Stored dataset items:
══════════════════════════════

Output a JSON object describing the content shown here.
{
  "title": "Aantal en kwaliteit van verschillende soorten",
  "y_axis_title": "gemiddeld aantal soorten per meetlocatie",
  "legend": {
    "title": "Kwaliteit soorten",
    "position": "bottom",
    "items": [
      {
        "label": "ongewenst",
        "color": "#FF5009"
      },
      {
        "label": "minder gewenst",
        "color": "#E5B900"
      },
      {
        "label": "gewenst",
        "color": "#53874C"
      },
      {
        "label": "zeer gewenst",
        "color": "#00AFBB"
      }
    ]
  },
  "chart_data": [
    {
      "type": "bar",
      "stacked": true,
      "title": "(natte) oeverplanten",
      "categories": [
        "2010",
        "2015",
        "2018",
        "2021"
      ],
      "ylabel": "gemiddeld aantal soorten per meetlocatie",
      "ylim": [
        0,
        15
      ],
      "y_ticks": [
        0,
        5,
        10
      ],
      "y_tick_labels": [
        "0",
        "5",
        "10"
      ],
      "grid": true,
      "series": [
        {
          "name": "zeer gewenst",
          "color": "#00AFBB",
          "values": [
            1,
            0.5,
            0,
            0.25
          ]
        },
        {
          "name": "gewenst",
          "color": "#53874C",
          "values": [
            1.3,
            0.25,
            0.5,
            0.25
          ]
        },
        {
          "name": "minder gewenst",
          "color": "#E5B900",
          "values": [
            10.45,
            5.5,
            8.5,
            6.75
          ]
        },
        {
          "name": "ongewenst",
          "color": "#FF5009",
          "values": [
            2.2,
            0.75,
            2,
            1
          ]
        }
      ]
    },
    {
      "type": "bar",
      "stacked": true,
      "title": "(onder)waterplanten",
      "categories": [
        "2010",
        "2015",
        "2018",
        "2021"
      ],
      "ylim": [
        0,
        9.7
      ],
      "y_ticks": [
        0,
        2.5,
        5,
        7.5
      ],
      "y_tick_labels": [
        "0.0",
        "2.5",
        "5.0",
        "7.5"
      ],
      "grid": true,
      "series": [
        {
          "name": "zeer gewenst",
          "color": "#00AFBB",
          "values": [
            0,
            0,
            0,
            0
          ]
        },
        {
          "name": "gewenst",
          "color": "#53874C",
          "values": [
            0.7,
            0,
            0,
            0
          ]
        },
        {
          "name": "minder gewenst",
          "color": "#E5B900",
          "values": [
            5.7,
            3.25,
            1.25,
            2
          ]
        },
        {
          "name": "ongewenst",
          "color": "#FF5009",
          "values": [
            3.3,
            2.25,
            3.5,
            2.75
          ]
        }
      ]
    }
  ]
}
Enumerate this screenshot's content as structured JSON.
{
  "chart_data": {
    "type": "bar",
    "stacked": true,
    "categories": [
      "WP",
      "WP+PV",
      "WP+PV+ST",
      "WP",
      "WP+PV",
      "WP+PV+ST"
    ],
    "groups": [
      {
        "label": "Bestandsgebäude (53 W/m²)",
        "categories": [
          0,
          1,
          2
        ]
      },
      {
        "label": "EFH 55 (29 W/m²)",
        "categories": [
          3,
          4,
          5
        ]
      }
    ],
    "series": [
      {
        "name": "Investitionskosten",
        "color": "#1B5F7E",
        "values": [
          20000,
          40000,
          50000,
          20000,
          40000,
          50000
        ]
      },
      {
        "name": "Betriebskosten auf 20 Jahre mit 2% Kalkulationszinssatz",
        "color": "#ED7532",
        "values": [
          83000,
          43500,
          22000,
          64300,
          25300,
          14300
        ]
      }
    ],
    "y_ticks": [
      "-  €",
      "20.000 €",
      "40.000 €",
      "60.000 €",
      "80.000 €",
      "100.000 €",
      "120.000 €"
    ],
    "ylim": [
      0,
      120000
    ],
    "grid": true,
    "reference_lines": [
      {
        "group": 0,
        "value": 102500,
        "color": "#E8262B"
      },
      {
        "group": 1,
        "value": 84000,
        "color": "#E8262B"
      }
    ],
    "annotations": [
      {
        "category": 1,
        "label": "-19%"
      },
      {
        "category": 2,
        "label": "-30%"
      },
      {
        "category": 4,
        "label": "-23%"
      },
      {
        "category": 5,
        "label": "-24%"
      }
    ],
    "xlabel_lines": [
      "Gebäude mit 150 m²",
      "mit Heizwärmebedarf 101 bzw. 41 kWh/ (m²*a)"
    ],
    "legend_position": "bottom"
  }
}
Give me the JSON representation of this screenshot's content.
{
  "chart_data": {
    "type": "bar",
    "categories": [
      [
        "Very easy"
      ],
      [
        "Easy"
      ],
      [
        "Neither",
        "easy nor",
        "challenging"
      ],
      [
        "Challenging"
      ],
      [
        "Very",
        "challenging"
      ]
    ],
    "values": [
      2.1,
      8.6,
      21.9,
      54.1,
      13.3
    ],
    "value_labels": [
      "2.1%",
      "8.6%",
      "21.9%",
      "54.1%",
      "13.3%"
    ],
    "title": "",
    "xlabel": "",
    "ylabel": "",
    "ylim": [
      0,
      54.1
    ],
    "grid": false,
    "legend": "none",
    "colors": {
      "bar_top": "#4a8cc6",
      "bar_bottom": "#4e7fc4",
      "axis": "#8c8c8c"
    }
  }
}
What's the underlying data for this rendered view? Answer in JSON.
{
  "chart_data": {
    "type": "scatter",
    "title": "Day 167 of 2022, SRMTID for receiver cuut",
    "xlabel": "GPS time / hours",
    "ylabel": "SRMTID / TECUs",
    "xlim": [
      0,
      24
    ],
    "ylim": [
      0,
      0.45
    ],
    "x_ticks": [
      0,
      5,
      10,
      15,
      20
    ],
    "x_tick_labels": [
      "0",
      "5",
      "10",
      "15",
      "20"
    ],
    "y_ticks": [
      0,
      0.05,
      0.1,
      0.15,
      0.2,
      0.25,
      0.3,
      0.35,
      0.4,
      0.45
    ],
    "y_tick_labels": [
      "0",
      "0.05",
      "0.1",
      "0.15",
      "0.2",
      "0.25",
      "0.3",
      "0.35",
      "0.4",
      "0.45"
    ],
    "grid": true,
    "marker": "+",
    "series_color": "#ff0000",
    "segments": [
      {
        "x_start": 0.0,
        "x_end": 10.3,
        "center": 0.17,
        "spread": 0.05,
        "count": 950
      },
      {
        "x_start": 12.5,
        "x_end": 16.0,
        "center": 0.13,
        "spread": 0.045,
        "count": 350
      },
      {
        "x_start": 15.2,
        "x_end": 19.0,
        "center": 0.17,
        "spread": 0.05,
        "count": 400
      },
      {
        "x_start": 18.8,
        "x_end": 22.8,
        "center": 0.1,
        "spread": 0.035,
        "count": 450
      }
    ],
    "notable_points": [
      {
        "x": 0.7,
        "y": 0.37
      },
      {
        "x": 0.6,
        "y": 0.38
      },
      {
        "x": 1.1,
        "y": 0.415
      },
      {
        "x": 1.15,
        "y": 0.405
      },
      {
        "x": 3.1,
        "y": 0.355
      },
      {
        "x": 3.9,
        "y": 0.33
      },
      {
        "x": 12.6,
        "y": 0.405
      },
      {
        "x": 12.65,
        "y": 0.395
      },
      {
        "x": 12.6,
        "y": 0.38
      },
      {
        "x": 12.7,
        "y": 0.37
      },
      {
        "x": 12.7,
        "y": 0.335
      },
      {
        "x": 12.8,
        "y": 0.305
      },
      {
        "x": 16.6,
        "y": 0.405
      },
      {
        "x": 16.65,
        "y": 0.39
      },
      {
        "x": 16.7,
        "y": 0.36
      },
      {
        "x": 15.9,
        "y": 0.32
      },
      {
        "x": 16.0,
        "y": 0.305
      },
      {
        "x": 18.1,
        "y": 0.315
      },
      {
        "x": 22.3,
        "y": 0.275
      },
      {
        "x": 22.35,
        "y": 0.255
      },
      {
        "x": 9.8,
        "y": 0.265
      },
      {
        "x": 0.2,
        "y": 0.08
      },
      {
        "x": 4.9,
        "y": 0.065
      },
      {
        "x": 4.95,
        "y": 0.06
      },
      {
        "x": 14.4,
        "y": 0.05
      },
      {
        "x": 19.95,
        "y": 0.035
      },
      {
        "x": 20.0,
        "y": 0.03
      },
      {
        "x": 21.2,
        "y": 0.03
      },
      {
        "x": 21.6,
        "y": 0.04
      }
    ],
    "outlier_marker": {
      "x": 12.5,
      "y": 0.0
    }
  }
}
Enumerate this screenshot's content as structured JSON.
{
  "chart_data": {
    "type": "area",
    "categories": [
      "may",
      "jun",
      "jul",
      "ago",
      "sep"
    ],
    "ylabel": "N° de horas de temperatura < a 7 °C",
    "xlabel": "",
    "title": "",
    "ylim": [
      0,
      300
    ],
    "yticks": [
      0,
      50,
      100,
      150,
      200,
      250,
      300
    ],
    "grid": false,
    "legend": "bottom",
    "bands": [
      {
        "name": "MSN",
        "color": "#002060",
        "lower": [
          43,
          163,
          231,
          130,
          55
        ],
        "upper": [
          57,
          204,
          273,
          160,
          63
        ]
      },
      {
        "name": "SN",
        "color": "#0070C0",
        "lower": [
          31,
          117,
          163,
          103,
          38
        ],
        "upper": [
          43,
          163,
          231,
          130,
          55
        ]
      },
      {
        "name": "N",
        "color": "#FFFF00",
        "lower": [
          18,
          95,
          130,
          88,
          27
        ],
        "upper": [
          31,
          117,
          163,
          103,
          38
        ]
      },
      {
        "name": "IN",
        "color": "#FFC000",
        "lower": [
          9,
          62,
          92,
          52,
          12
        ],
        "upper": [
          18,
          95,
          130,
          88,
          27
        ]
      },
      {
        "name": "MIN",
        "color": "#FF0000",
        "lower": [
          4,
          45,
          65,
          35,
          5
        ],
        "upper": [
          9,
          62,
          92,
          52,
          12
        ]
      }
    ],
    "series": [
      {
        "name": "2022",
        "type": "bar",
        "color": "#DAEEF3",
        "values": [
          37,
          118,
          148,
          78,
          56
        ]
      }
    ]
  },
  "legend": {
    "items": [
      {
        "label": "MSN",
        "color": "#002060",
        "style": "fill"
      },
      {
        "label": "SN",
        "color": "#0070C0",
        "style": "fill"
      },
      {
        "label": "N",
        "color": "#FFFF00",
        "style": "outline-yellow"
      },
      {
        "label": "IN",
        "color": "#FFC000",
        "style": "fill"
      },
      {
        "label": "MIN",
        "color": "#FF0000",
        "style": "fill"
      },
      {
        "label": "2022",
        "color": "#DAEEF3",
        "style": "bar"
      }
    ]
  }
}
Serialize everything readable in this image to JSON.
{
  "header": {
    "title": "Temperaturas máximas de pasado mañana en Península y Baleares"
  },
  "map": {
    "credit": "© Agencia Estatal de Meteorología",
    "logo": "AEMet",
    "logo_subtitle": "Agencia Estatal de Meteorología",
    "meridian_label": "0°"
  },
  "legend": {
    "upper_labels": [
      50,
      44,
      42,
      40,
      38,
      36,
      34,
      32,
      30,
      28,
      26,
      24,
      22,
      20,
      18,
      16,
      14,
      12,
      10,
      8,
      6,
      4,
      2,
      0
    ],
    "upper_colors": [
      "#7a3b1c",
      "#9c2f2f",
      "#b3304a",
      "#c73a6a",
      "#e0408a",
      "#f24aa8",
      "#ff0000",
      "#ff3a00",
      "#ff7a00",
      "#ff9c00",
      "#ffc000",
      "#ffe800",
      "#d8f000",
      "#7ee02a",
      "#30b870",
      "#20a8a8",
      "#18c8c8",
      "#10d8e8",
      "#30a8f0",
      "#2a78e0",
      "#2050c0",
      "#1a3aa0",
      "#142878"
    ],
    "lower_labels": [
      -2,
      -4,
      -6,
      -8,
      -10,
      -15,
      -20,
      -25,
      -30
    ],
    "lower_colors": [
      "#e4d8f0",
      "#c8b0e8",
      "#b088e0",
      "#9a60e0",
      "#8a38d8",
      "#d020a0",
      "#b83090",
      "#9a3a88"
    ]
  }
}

══════════════════════════════

§ WHAT IS ASKED
State only how many lines in the material include "spread".

§ WORKED SOLUTION
4